▶ _Exercise task_: Wherever the string "Dpto" appears, copy the whole line.
-- begin Dataset entries --
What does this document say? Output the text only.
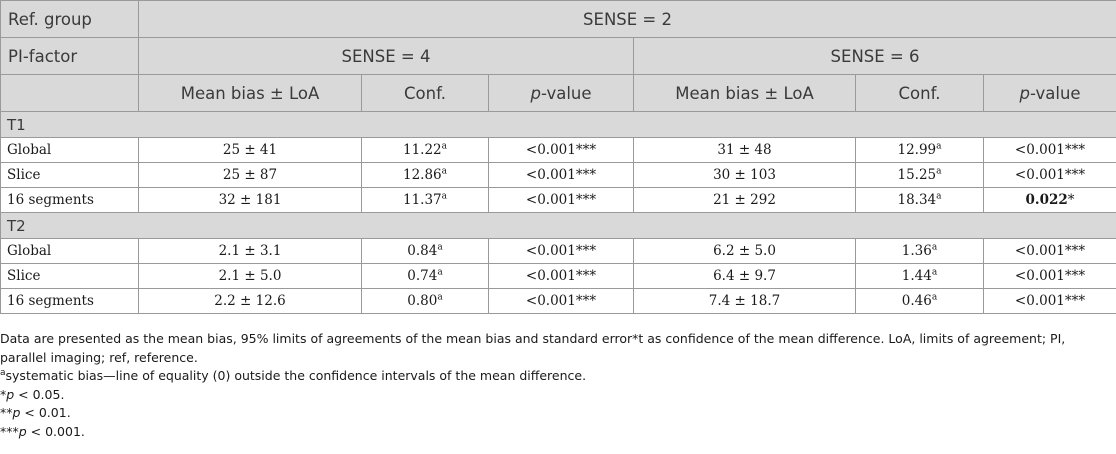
Ref. group	SENSE = 2					
PI-factor	SENSE = 4			SENSE = 6		
	Mean bias ± LoA	Conf.	p-value	Mean bias ± LoA	Conf.	p-value
T1						
Global	25 ± 41	11.22$^a$	<0.001***	31 ± 48	12.99$^a$	<0.001***
Slice	25 ± 87	12.86$^a$	<0.001***	30 ± 103	15.25$^a$	<0.001***
16 segments	32 ± 181	11.37$^a$	<0.001***	21 ± 292	18.34$^a$	0.022*
T2						
Global	2.1 ± 3.1	0.84$^a$	<0.001***	6.2 ± 5.0	1.36$^a$	<0.001***
Slice	2.1 ± 5.0	0.74$^a$	<0.001***	6.4 ± 9.7	1.44$^a$	<0.001***
16 segments	2.2 ± 12.6	0.80$^a$	<0.001***	7.4 ± 18.7	0.46$^a$	<0.001***

Data are presented as the mean bias, 95% limits of agreements of the mean bias and standard error*t as confidence of the mean difference. LoA, limits of agreement; PI, parallel imaging; ref, reference.

$^a$systematic bias—line of equality (0) outside the confidence intervals of the mean difference.

*p < 0.05.

**p < 0.01.

***p < 0.001.
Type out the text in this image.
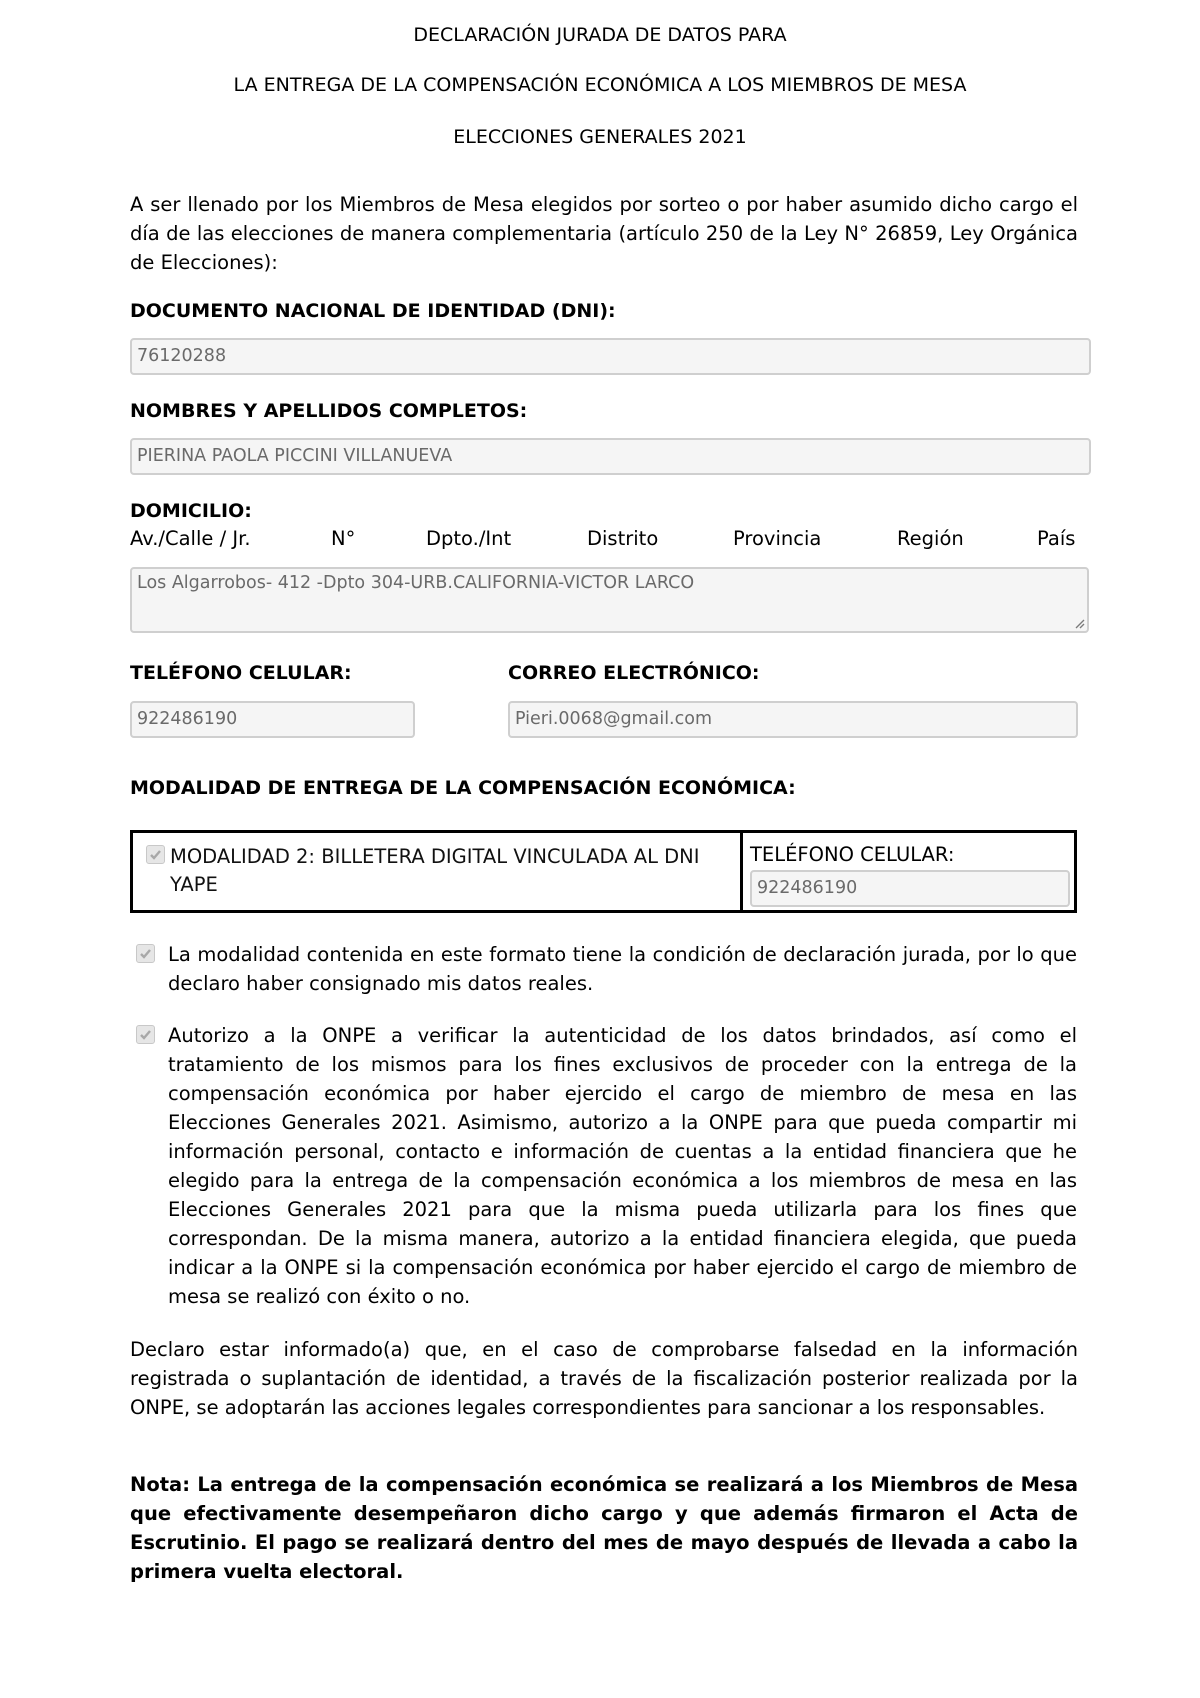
DECLARACIÓN JURADA DE DATOS PARA
LA ENTREGA DE LA COMPENSACIÓN ECONÓMICA A LOS MIEMBROS DE MESA
ELECCIONES GENERALES 2021

A ser llenado por los Miembros de Mesa elegidos por sorteo o por haber asumido dicho cargo el día de las elecciones de manera complementaria (artículo 250 de la Ley N° 26859, Ley Orgánica de Elecciones):

DOCUMENTO NACIONAL DE IDENTIDAD (DNI):

76120288

NOMBRES Y APELLIDOS COMPLETOS:

PIERINA PAOLA PICCINI VILLANUEVA

DOMICILIO:

Av./Calle / Jr.	N°	Dpto./Int	Distrito	Provincia	Región	País
Los Algarrobos- 412 -Dpto 304-URB.CALIFORNIA-VICTOR LARCO

TELÉFONO CELULAR:

922486190

CORREO ELECTRÓNICO:

Pieri.0068@gmail.com

MODALIDAD DE ENTREGA DE LA COMPENSACIÓN ECONÓMICA:

MODALIDAD 2: BILLETERA DIGITAL VINCULADA AL DNI YAPE

TELÉFONO CELULAR:

922486190

La modalidad contenida en este formato tiene la condición de declaración jurada, por lo que declaro haber consignado mis datos reales.

Autorizo a la ONPE a verificar la autenticidad de los datos brindados, así como el tratamiento de los mismos para los fines exclusivos de proceder con la entrega de la compensación económica por haber ejercido el cargo de miembro de mesa en las Elecciones Generales 2021. Asimismo, autorizo a la ONPE para que pueda compartir mi información personal, contacto e información de cuentas a la entidad financiera que he elegido para la entrega de la compensación económica a los miembros de mesa en las Elecciones Generales 2021 para que la misma pueda utilizarla para los fines que correspondan. De la misma manera, autorizo a la entidad financiera elegida, que pueda indicar a la ONPE si la compensación económica por haber ejercido el cargo de miembro de mesa se realizó con éxito o no.

Declaro estar informado(a) que, en el caso de comprobarse falsedad en la información registrada o suplantación de identidad, a través de la fiscalización posterior realizada por la ONPE, se adoptarán las acciones legales correspondientes para sancionar a los responsables.

Nota: La entrega de la compensación económica se realizará a los Miembros de Mesa que efectivamente desempeñaron dicho cargo y que además firmaron el Acta de Escrutinio. El pago se realizará dentro del mes de mayo después de llevada a cabo la primera vuelta electoral.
-- end Dataset entries --
▶ _Correct output_:
Av./Calle / Jr.	N°	Dpto./Int	Distrito	Provincia	Región	País
Los Algarrobos- 412 -Dpto 304-URB.CALIFORNIA-VICTOR LARCO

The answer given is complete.